### Records shown
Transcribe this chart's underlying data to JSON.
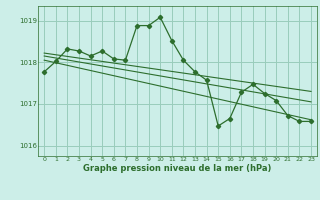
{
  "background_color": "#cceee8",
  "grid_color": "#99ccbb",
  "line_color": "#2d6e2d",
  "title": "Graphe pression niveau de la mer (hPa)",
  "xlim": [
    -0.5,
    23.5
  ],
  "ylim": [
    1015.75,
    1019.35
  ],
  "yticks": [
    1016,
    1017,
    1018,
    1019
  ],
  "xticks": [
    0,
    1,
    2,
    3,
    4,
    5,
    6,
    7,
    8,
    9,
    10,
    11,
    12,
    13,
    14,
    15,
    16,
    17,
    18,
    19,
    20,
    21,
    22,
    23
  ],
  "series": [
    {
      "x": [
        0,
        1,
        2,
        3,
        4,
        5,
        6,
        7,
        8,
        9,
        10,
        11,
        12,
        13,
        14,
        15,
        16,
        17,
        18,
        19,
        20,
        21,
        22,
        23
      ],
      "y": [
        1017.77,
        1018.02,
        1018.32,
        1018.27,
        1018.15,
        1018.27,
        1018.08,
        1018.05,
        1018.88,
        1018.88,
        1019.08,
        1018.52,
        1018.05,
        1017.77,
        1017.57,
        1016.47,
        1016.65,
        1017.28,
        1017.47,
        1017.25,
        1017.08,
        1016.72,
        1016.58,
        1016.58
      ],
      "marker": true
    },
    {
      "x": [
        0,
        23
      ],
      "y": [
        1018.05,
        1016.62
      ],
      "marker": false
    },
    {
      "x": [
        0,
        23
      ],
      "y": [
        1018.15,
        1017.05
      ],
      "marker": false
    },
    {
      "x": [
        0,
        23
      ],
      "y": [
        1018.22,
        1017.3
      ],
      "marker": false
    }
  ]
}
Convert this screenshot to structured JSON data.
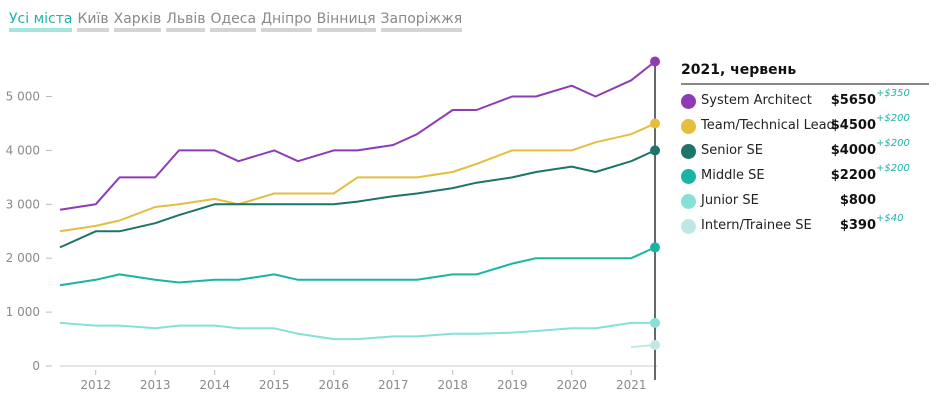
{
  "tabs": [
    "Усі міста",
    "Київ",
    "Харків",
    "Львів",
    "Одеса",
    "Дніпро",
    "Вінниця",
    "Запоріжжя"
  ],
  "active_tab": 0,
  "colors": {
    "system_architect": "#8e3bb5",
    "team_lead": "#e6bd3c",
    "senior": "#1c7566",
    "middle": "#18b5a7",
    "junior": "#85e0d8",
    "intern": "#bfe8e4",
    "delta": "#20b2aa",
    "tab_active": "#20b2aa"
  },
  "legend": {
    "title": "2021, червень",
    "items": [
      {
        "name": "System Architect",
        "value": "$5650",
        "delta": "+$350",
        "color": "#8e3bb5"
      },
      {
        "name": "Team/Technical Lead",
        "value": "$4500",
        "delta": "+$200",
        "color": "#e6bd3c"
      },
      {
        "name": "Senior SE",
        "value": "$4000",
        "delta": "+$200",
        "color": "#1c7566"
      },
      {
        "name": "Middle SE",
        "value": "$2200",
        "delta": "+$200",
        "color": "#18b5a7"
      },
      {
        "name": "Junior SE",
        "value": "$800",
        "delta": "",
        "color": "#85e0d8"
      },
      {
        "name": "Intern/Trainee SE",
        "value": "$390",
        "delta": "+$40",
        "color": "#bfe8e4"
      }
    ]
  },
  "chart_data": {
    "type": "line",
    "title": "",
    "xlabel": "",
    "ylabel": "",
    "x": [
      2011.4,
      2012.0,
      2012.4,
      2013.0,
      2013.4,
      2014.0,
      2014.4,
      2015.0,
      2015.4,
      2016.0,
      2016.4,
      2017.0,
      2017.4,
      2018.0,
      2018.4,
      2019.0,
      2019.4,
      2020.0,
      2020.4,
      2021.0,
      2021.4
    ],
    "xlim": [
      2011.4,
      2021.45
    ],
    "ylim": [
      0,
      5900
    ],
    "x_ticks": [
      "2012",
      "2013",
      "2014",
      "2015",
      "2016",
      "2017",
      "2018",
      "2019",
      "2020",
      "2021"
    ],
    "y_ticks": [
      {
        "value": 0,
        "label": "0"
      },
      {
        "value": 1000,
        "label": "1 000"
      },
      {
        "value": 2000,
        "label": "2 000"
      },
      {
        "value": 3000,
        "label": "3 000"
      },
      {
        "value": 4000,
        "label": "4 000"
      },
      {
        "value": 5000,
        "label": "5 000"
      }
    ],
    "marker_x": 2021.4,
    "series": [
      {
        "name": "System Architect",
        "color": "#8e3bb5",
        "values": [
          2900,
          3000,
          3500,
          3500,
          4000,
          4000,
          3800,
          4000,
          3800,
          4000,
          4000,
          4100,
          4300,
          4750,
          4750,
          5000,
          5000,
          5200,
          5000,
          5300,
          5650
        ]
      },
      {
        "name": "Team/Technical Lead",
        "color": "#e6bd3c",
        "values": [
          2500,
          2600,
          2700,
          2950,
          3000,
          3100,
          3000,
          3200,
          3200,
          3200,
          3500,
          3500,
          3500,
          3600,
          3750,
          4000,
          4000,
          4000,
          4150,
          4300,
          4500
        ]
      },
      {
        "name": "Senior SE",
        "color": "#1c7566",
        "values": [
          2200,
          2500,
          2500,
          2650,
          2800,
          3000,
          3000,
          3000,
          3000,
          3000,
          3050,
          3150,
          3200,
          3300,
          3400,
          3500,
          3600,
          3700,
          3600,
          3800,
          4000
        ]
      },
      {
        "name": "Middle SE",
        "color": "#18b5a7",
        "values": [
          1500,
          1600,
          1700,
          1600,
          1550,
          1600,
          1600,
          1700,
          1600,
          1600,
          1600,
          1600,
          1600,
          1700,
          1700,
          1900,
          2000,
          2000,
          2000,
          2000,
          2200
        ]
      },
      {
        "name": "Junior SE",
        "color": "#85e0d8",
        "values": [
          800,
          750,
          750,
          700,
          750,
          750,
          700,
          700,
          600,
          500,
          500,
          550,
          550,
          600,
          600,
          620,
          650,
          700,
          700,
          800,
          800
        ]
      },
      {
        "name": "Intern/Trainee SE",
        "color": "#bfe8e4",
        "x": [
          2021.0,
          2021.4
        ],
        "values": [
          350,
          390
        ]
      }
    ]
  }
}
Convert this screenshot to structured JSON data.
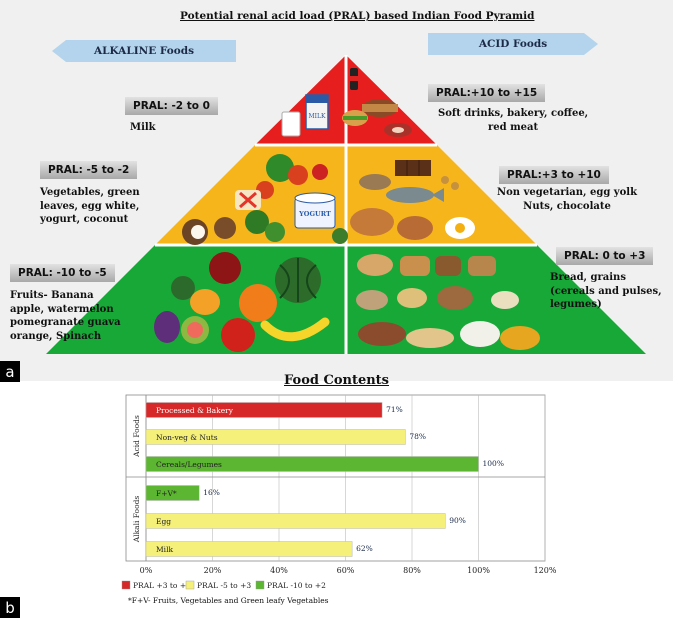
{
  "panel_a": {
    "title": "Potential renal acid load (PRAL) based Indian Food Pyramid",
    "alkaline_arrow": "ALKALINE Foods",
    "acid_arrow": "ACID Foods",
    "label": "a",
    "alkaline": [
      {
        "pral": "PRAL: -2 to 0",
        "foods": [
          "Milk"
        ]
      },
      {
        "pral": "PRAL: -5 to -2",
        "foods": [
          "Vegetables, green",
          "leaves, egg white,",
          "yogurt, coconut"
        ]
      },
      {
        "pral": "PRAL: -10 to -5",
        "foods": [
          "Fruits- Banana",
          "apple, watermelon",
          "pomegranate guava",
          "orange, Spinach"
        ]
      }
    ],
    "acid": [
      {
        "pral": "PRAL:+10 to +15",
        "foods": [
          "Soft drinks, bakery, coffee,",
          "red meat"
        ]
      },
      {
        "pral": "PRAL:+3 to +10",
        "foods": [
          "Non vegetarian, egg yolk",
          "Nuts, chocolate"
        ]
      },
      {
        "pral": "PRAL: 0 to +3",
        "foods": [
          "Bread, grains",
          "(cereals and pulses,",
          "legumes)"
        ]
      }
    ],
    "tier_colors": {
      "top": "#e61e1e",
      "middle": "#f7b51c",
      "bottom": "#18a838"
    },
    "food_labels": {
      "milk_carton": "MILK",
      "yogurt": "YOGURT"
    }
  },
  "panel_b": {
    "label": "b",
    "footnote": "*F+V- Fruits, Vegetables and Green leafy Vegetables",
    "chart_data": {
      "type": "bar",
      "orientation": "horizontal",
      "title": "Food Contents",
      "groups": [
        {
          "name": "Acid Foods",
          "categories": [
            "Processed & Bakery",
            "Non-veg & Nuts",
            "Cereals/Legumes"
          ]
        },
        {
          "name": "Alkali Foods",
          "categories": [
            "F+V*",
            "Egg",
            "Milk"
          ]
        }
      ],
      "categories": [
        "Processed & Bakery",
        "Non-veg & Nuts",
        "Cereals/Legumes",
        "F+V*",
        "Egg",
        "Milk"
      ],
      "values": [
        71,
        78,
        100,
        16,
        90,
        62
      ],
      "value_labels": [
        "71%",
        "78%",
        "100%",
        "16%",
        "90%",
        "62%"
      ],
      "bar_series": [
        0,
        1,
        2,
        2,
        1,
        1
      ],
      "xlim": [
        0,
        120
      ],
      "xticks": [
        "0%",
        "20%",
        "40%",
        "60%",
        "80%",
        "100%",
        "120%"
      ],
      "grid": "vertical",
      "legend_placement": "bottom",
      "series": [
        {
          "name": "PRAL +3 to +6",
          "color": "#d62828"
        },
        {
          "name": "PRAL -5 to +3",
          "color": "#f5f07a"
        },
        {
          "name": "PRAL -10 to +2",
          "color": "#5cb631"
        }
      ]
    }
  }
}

### Instructions to follow
Collect the lines that hold "delta".

### Solution for this exercise
    "delta": "#20b2aa",
        "delta": "+$350",
        "delta": "+$200",
        "delta": "+$200",
        "delta": "+$200",
        "delta": "",
        "delta": "+$40",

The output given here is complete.